■ **MATERIAL PROVIDED**
******

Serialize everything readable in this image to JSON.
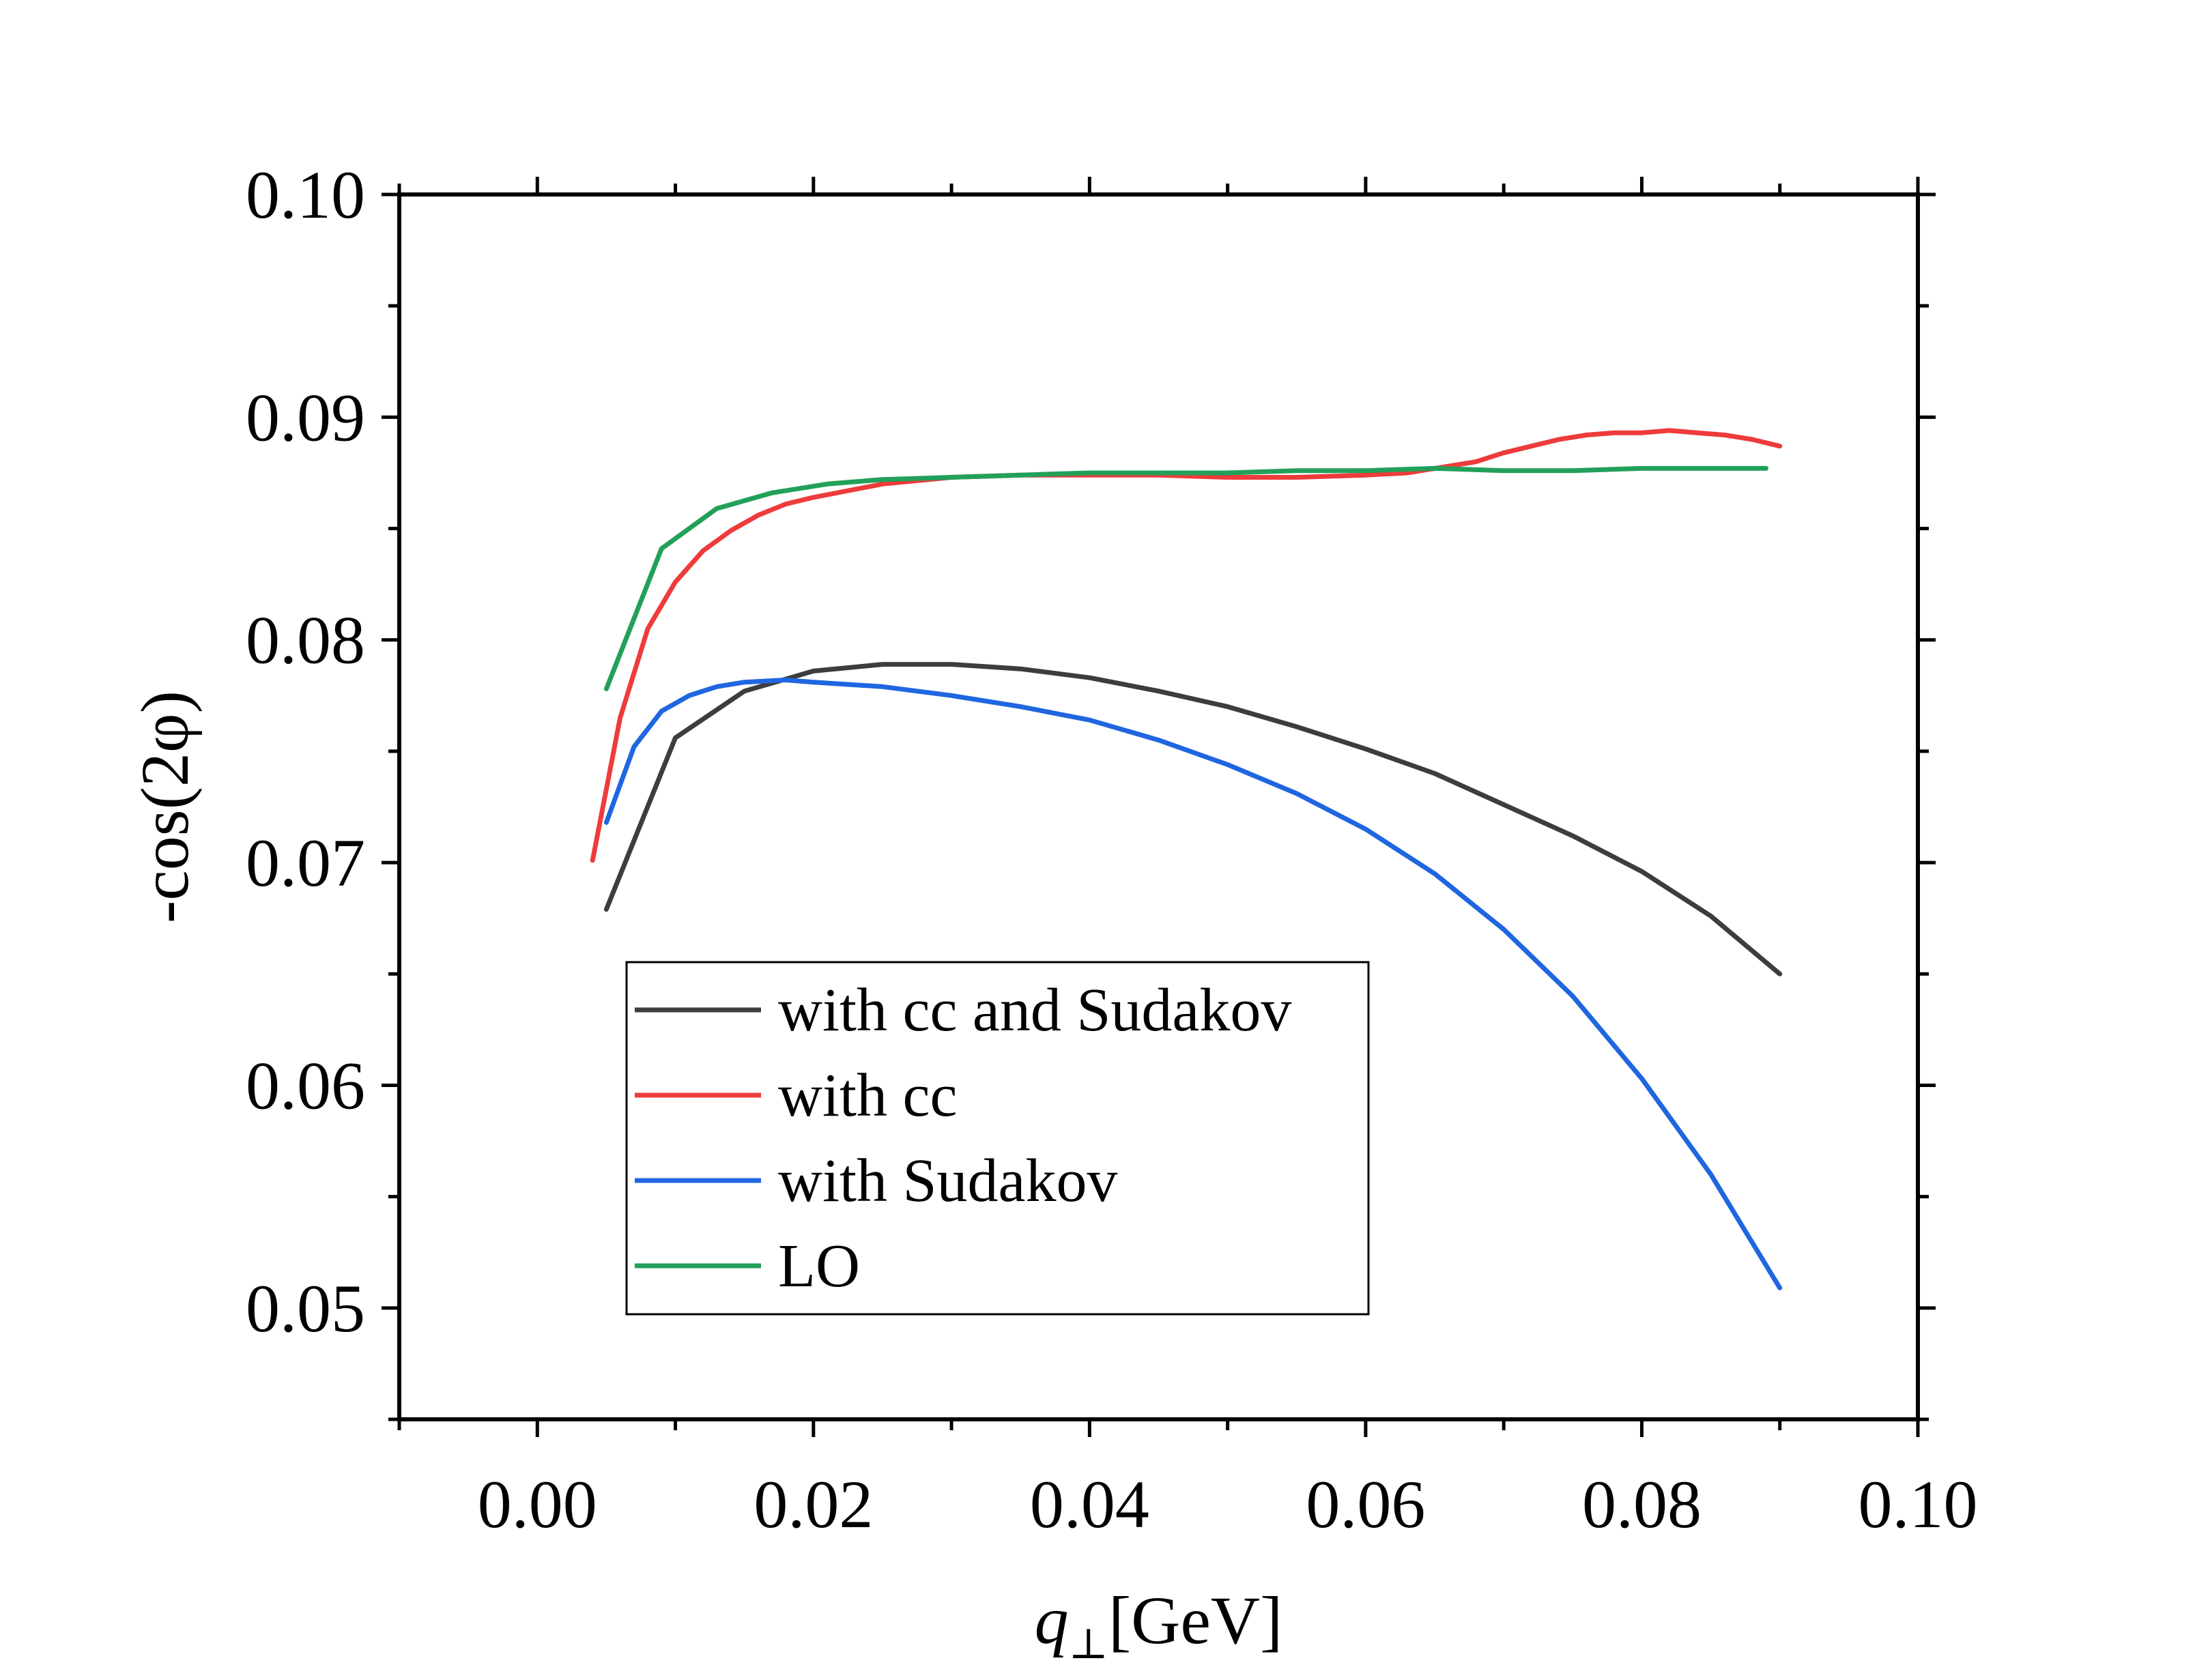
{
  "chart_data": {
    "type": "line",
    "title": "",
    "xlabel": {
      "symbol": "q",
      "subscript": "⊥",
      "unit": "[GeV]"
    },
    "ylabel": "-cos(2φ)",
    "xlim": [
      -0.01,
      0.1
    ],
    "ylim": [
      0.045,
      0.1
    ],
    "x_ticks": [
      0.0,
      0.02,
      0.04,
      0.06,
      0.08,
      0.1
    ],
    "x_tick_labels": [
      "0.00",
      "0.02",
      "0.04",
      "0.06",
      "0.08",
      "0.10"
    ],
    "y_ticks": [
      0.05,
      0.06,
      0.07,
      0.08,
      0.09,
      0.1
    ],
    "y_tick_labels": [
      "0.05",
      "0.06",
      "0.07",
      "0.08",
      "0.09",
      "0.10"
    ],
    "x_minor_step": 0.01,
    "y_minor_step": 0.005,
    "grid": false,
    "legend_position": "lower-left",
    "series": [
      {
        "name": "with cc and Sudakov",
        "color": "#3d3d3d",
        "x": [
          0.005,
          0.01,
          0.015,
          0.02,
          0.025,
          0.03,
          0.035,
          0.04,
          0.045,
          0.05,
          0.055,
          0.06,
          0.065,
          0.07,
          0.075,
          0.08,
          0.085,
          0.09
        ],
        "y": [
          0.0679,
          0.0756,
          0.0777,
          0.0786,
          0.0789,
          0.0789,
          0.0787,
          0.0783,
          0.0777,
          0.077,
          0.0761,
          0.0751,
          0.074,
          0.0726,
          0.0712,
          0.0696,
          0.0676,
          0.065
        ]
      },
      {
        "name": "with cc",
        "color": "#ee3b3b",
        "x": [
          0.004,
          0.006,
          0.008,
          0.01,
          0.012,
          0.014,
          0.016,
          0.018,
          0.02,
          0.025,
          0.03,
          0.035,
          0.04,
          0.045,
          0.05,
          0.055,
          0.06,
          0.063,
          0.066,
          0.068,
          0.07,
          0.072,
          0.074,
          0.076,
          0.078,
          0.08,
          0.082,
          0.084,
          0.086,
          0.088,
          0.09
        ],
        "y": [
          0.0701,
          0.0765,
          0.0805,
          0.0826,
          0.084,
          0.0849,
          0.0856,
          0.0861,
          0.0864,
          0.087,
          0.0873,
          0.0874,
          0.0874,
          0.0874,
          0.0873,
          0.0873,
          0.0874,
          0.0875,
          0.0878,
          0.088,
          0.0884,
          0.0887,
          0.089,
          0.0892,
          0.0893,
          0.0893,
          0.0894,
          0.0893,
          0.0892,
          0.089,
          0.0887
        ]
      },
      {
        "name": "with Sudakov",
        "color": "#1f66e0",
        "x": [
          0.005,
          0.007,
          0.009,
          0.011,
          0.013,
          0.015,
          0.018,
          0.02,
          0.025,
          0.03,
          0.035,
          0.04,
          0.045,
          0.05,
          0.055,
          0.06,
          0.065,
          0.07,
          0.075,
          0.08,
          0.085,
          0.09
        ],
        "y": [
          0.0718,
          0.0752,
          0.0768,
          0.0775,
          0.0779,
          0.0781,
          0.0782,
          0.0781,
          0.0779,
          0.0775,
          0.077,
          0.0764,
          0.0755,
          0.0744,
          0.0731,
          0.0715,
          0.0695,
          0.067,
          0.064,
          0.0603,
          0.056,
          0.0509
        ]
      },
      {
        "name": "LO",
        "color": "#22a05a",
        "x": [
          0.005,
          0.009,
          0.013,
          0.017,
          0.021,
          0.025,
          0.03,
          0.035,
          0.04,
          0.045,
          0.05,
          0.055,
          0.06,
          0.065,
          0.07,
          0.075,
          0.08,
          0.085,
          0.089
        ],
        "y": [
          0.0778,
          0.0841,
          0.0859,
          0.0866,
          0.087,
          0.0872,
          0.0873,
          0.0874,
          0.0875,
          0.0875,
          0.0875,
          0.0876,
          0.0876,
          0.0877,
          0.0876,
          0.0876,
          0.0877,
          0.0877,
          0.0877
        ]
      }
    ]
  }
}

******

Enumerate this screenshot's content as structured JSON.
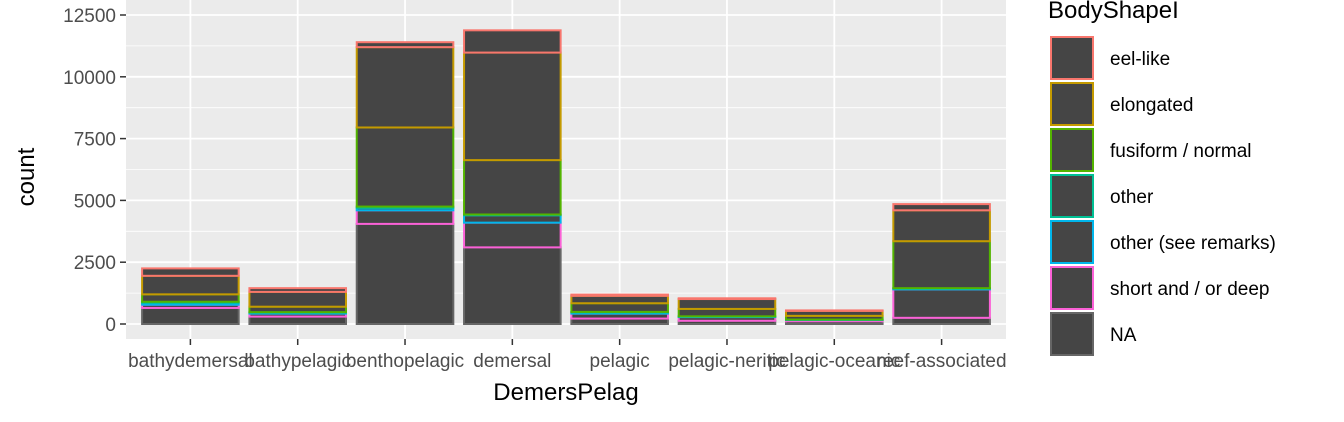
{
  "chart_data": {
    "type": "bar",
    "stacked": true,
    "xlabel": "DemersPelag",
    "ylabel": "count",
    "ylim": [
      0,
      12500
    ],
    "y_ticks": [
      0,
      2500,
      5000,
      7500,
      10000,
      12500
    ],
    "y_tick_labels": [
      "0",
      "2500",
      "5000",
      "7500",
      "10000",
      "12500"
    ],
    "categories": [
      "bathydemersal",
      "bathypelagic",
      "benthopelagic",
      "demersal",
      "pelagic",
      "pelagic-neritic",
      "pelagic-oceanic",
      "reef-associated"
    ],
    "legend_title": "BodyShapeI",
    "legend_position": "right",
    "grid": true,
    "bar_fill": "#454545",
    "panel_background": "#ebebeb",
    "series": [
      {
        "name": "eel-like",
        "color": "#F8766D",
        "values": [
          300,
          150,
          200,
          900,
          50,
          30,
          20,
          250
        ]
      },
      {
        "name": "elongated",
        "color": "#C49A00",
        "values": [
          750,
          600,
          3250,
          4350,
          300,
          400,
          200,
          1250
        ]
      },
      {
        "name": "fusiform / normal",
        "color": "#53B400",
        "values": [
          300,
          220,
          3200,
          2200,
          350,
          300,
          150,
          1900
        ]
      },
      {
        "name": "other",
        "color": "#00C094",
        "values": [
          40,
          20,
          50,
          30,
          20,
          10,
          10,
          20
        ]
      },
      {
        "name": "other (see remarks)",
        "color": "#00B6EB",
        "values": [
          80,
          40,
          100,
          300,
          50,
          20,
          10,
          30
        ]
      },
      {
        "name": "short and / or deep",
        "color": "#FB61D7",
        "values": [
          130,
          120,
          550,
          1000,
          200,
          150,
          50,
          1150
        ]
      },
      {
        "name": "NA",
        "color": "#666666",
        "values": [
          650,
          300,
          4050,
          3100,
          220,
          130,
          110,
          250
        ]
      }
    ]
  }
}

******

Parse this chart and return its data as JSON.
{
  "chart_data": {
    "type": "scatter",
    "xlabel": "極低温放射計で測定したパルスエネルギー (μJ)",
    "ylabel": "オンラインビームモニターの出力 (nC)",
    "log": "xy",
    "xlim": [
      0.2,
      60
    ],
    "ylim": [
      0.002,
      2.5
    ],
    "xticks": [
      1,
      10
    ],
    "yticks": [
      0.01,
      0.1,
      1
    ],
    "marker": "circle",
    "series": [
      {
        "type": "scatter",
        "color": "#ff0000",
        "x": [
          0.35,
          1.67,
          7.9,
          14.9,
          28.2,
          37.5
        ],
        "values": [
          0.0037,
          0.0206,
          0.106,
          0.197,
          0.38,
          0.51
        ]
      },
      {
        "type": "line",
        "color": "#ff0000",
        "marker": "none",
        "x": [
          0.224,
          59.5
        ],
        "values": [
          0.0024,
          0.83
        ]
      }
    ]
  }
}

******

■ **REQUEST**
Using the listing above, return all lines where the word "xlabel" occurs.

■ **EXERCISE RESULT**
    "xlabel": {
    "xlabel": "DemersPelag",
    "xlabel": "極低温放射計で測定したパルスエネルギー (μJ)",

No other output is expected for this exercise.